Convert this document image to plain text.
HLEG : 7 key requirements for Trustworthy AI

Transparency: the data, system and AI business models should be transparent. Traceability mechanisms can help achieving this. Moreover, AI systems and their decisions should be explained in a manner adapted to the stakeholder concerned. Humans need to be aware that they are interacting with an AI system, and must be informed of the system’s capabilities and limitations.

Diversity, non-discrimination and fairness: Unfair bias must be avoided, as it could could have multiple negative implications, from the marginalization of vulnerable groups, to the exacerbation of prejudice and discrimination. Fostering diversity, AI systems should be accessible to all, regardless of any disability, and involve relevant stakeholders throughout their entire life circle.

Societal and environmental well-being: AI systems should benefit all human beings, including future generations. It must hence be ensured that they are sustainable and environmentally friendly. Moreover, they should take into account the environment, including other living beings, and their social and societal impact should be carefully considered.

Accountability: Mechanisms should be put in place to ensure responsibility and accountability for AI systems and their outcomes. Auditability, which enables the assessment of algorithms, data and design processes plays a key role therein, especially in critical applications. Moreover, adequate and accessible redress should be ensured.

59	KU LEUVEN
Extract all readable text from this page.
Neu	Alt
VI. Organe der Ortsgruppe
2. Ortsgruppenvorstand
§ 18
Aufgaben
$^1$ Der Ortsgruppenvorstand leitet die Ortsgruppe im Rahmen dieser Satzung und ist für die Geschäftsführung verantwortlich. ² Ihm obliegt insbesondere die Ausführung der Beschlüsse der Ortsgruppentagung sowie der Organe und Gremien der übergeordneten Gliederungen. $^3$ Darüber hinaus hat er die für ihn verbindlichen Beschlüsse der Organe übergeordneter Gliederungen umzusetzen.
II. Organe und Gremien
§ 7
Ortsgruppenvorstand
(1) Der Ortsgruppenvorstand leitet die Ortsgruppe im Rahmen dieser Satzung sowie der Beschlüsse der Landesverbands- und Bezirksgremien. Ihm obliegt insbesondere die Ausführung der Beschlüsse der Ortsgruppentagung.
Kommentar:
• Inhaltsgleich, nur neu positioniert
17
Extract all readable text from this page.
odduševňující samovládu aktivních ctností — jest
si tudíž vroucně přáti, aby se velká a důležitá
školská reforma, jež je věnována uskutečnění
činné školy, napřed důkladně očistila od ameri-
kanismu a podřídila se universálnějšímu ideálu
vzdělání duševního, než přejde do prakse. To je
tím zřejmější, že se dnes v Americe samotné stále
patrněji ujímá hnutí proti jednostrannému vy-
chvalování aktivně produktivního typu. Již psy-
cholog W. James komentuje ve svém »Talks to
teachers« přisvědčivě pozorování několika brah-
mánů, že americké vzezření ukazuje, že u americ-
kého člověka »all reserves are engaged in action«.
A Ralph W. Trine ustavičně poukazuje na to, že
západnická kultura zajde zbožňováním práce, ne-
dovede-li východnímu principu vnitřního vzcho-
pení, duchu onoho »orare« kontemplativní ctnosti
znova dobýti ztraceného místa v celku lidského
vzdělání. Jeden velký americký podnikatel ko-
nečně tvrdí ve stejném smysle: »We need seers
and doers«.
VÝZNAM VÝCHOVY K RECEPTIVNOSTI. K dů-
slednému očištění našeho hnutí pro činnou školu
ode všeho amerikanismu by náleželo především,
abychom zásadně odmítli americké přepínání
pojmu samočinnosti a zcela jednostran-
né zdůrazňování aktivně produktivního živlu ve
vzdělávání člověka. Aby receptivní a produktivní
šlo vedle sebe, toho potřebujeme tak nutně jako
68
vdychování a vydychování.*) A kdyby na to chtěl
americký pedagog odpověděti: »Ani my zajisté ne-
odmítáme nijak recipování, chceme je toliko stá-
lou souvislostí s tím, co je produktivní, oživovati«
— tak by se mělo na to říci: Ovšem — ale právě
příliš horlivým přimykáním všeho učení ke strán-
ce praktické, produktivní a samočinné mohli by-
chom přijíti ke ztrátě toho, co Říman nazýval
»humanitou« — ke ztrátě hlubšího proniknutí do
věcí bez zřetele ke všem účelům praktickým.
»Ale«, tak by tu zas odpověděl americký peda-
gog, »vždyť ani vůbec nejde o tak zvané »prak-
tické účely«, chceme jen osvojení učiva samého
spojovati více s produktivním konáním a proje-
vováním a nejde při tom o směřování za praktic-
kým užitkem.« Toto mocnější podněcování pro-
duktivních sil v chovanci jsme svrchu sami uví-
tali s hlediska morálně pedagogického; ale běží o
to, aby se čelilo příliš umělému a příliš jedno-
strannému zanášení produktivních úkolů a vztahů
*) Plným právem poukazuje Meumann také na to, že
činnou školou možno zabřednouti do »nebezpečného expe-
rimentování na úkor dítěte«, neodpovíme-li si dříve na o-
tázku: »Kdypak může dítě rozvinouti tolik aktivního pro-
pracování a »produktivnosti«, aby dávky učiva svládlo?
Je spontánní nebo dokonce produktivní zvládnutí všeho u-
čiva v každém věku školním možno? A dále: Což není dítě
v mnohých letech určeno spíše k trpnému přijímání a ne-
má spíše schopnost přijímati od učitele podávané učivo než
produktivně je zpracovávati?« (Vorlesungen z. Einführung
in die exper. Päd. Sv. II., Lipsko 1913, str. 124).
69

════════

_TO DO_
Output the listing above exactly as it appears.

_WORKED SOLUTION_
Convert this document image to plain text.
HLEG : 7 key requirements for Trustworthy AI

Transparency: the data, system and AI business models should be transparent. Traceability mechanisms can help achieving this. Moreover, AI systems and their decisions should be explained in a manner adapted to the stakeholder concerned. Humans need to be aware that they are interacting with an AI system, and must be informed of the system’s capabilities and limitations.

Diversity, non-discrimination and fairness: Unfair bias must be avoided, as it could could have multiple negative implications, from the marginalization of vulnerable groups, to the exacerbation of prejudice and discrimination. Fostering diversity, AI systems should be accessible to all, regardless of any disability, and involve relevant stakeholders throughout their entire life circle.

Societal and environmental well-being: AI systems should benefit all human beings, including future generations. It must hence be ensured that they are sustainable and environmentally friendly. Moreover, they should take into account the environment, including other living beings, and their social and societal impact should be carefully considered.

Accountability: Mechanisms should be put in place to ensure responsibility and accountability for AI systems and their outcomes. Auditability, which enables the assessment of algorithms, data and design processes plays a key role therein, especially in critical applications. Moreover, adequate and accessible redress should be ensured.

59	KU LEUVEN
Extract all readable text from this page.
Neu	Alt
VI. Organe der Ortsgruppe
2. Ortsgruppenvorstand
§ 18
Aufgaben
$^1$ Der Ortsgruppenvorstand leitet die Ortsgruppe im Rahmen dieser Satzung und ist für die Geschäftsführung verantwortlich. ² Ihm obliegt insbesondere die Ausführung der Beschlüsse der Ortsgruppentagung sowie der Organe und Gremien der übergeordneten Gliederungen. $^3$ Darüber hinaus hat er die für ihn verbindlichen Beschlüsse der Organe übergeordneter Gliederungen umzusetzen.
II. Organe und Gremien
§ 7
Ortsgruppenvorstand
(1) Der Ortsgruppenvorstand leitet die Ortsgruppe im Rahmen dieser Satzung sowie der Beschlüsse der Landesverbands- und Bezirksgremien. Ihm obliegt insbesondere die Ausführung der Beschlüsse der Ortsgruppentagung.
Kommentar:
• Inhaltsgleich, nur neu positioniert
17
Extract all readable text from this page.
odduševňující samovládu aktivních ctností — jest
si tudíž vroucně přáti, aby se velká a důležitá
školská reforma, jež je věnována uskutečnění
činné školy, napřed důkladně očistila od ameri-
kanismu a podřídila se universálnějšímu ideálu
vzdělání duševního, než přejde do prakse. To je
tím zřejmější, že se dnes v Americe samotné stále
patrněji ujímá hnutí proti jednostrannému vy-
chvalování aktivně produktivního typu. Již psy-
cholog W. James komentuje ve svém »Talks to
teachers« přisvědčivě pozorování několika brah-
mánů, že americké vzezření ukazuje, že u americ-
kého člověka »all reserves are engaged in action«.
A Ralph W. Trine ustavičně poukazuje na to, že
západnická kultura zajde zbožňováním práce, ne-
dovede-li východnímu principu vnitřního vzcho-
pení, duchu onoho »orare« kontemplativní ctnosti
znova dobýti ztraceného místa v celku lidského
vzdělání. Jeden velký americký podnikatel ko-
nečně tvrdí ve stejném smysle: »We need seers
and doers«.
VÝZNAM VÝCHOVY K RECEPTIVNOSTI. K dů-
slednému očištění našeho hnutí pro činnou školu
ode všeho amerikanismu by náleželo především,
abychom zásadně odmítli americké přepínání
pojmu samočinnosti a zcela jednostran-
né zdůrazňování aktivně produktivního živlu ve
vzdělávání člověka. Aby receptivní a produktivní
šlo vedle sebe, toho potřebujeme tak nutně jako
68
vdychování a vydychování.*) A kdyby na to chtěl
americký pedagog odpověděti: »Ani my zajisté ne-
odmítáme nijak recipování, chceme je toliko stá-
lou souvislostí s tím, co je produktivní, oživovati«
— tak by se mělo na to říci: Ovšem — ale právě
příliš horlivým přimykáním všeho učení ke strán-
ce praktické, produktivní a samočinné mohli by-
chom přijíti ke ztrátě toho, co Říman nazýval
»humanitou« — ke ztrátě hlubšího proniknutí do
věcí bez zřetele ke všem účelům praktickým.
»Ale«, tak by tu zas odpověděl americký peda-
gog, »vždyť ani vůbec nejde o tak zvané »prak-
tické účely«, chceme jen osvojení učiva samého
spojovati více s produktivním konáním a proje-
vováním a nejde při tom o směřování za praktic-
kým užitkem.« Toto mocnější podněcování pro-
duktivních sil v chovanci jsme svrchu sami uví-
tali s hlediska morálně pedagogického; ale běží o
to, aby se čelilo příliš umělému a příliš jedno-
strannému zanášení produktivních úkolů a vztahů
*) Plným právem poukazuje Meumann také na to, že
činnou školou možno zabřednouti do »nebezpečného expe-
rimentování na úkor dítěte«, neodpovíme-li si dříve na o-
tázku: »Kdypak může dítě rozvinouti tolik aktivního pro-
pracování a »produktivnosti«, aby dávky učiva svládlo?
Je spontánní nebo dokonce produktivní zvládnutí všeho u-
čiva v každém věku školním možno? A dále: Což není dítě
v mnohých letech určeno spíše k trpnému přijímání a ne-
má spíše schopnost přijímati od učitele podávané učivo než
produktivně je zpracovávati?« (Vorlesungen z. Einführung
in die exper. Päd. Sv. II., Lipsko 1913, str. 124).
69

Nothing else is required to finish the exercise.